▶ [WORK INSTRUCTIONS]:
Report how many lines of the listing below include the word "Time". Give nothing but the number.

Entries taken from a collection:
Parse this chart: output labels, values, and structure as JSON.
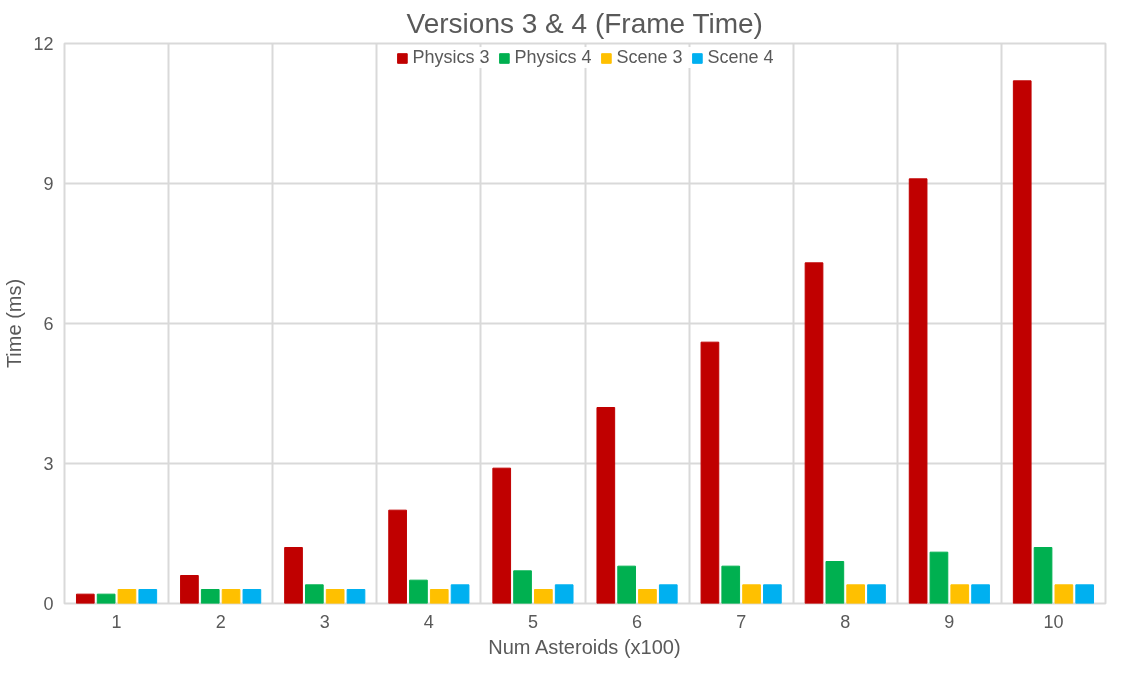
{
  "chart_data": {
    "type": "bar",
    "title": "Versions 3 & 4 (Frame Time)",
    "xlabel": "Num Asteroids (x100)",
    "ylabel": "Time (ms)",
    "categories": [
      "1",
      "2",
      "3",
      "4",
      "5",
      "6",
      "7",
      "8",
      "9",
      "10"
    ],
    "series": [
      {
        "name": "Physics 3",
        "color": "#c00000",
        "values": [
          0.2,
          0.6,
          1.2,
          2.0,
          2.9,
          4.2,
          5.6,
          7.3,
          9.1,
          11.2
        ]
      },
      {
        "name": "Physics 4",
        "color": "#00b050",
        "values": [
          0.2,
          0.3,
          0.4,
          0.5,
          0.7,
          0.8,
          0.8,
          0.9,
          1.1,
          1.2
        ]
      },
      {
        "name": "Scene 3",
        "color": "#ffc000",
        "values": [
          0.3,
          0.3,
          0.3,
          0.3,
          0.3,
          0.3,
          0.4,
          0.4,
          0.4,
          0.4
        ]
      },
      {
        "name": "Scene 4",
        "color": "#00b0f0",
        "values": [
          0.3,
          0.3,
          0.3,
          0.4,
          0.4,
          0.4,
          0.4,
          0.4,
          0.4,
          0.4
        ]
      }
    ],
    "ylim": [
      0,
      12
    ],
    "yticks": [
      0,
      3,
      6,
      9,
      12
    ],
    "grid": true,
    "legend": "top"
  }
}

▶ [EXERCISE OUTPUT]:
2